- **WRITTEN PROBLEM**:
Tally the lines that contain "content" and report the total alone.

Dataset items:
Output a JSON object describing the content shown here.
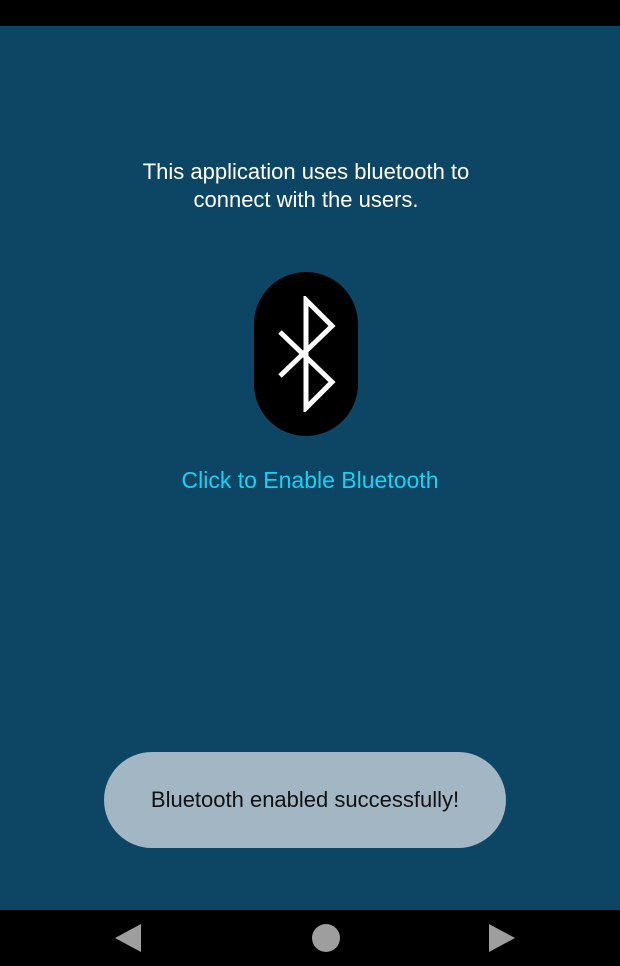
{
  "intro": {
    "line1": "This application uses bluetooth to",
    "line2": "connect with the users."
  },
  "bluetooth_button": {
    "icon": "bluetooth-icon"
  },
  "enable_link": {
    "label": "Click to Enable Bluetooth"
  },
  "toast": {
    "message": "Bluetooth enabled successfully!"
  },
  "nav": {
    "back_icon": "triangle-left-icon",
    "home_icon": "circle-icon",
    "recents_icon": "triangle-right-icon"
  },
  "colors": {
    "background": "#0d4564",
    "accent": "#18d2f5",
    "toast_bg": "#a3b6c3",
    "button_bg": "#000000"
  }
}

---

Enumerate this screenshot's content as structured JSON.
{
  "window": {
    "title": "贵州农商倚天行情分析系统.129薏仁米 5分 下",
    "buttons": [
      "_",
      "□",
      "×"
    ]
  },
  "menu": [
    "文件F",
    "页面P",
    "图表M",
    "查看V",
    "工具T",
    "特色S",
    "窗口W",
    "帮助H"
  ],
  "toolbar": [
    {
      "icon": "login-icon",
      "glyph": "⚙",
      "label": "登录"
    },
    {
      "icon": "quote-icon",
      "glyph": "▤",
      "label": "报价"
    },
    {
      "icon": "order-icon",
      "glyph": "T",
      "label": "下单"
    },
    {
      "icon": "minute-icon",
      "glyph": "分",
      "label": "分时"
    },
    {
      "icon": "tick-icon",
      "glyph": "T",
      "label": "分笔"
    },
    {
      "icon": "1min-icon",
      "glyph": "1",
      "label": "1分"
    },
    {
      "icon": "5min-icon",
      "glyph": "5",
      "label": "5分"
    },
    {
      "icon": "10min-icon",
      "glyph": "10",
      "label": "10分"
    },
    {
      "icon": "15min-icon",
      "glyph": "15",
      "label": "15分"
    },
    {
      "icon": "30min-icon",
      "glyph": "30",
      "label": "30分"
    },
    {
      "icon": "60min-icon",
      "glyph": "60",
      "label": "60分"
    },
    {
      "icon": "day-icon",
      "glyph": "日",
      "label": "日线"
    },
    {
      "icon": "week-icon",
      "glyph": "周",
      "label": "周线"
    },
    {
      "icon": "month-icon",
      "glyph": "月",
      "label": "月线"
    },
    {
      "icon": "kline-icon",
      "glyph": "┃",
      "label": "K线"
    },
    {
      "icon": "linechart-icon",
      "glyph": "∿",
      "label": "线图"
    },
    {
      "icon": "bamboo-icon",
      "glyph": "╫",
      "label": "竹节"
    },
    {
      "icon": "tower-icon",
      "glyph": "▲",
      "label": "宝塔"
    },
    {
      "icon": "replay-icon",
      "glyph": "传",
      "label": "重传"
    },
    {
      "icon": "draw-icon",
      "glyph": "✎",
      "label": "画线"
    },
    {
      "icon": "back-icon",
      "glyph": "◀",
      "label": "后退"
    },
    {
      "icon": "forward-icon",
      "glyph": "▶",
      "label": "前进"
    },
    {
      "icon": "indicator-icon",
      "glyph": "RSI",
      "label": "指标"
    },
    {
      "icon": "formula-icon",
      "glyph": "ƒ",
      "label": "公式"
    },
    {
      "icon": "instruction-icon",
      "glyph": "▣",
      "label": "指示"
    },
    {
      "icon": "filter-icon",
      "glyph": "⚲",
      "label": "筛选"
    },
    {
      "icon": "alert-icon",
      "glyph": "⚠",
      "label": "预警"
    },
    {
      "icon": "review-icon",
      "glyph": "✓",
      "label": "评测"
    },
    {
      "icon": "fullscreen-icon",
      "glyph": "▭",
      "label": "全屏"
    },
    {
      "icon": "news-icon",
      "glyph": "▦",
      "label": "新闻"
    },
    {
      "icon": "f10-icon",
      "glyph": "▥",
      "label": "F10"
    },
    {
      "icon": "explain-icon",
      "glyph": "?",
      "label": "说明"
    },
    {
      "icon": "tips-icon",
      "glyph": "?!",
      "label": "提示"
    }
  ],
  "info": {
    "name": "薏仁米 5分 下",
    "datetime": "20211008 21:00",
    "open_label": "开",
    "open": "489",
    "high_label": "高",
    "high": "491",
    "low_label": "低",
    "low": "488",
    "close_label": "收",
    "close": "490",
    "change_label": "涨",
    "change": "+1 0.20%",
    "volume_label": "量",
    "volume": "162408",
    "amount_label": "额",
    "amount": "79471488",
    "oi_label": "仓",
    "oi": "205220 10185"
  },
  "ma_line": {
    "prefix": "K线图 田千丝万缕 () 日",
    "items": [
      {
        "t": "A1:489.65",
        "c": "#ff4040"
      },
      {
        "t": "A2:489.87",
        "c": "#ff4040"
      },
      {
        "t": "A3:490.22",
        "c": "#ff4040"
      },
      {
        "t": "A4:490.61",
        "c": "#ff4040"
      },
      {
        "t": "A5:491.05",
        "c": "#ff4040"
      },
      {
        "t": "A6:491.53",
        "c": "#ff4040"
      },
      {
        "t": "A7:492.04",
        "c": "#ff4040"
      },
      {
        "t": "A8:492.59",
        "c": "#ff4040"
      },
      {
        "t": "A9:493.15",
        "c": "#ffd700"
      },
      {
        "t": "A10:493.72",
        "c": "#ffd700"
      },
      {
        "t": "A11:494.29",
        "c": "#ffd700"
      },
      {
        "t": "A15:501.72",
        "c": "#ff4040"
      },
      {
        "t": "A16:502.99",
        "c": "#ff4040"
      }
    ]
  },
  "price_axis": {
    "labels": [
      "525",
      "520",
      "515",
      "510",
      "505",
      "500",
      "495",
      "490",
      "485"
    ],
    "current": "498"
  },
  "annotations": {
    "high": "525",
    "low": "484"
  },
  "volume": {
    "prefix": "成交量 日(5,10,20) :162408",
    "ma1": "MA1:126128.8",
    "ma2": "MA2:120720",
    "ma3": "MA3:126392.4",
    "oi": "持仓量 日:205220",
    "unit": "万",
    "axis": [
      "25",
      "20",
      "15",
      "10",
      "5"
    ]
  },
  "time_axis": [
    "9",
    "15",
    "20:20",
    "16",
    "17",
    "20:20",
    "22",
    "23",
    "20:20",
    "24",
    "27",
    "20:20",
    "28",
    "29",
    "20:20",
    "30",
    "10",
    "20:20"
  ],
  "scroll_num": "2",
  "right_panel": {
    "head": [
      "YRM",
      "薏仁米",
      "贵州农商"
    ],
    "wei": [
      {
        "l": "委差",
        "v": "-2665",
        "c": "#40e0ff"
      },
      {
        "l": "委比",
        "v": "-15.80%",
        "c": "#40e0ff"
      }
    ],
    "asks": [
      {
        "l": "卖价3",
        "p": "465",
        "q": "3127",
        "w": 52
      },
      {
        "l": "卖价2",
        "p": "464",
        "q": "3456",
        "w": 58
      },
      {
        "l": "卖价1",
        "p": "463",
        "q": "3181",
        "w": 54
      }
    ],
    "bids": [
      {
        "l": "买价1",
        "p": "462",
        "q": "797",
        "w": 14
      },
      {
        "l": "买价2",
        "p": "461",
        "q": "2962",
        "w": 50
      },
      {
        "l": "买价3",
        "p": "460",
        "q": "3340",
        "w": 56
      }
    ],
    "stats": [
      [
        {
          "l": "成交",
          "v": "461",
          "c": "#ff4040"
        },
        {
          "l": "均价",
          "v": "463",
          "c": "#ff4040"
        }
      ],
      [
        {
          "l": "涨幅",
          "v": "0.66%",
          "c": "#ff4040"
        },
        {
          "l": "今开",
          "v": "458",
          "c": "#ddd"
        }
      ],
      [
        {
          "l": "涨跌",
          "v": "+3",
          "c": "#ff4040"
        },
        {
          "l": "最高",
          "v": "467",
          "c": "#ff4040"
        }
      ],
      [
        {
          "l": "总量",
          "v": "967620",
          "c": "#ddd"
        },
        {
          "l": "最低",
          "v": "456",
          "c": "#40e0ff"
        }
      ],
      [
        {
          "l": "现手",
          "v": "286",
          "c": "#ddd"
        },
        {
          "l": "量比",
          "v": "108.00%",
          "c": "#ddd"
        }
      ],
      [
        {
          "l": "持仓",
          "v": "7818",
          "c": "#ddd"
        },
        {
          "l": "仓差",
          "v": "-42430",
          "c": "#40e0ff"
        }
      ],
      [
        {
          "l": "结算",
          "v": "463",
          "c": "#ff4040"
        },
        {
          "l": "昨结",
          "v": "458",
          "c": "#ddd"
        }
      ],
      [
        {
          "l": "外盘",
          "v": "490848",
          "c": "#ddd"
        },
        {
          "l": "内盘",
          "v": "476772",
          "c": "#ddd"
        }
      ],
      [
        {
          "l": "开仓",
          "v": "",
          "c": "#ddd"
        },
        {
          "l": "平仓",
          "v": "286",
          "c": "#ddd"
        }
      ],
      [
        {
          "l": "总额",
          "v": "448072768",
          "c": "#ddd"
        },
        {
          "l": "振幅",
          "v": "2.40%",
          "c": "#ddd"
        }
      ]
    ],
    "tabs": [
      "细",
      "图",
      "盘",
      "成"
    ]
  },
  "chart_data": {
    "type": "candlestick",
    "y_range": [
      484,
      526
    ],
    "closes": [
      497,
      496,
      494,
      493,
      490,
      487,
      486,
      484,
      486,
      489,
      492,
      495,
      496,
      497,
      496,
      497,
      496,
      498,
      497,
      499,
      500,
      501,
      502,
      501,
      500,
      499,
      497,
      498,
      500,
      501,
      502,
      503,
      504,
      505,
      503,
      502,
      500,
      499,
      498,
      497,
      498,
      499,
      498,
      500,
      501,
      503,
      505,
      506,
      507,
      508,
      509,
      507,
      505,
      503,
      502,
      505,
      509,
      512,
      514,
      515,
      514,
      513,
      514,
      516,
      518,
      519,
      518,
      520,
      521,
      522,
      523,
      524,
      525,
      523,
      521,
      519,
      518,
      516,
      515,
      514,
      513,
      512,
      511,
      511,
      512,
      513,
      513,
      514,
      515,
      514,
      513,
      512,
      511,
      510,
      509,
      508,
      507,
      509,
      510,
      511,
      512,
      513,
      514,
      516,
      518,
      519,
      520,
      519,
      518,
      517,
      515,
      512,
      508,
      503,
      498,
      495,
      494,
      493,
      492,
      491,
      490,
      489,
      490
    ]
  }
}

- **OUTPUT FOR THIS EXERCISE**:
2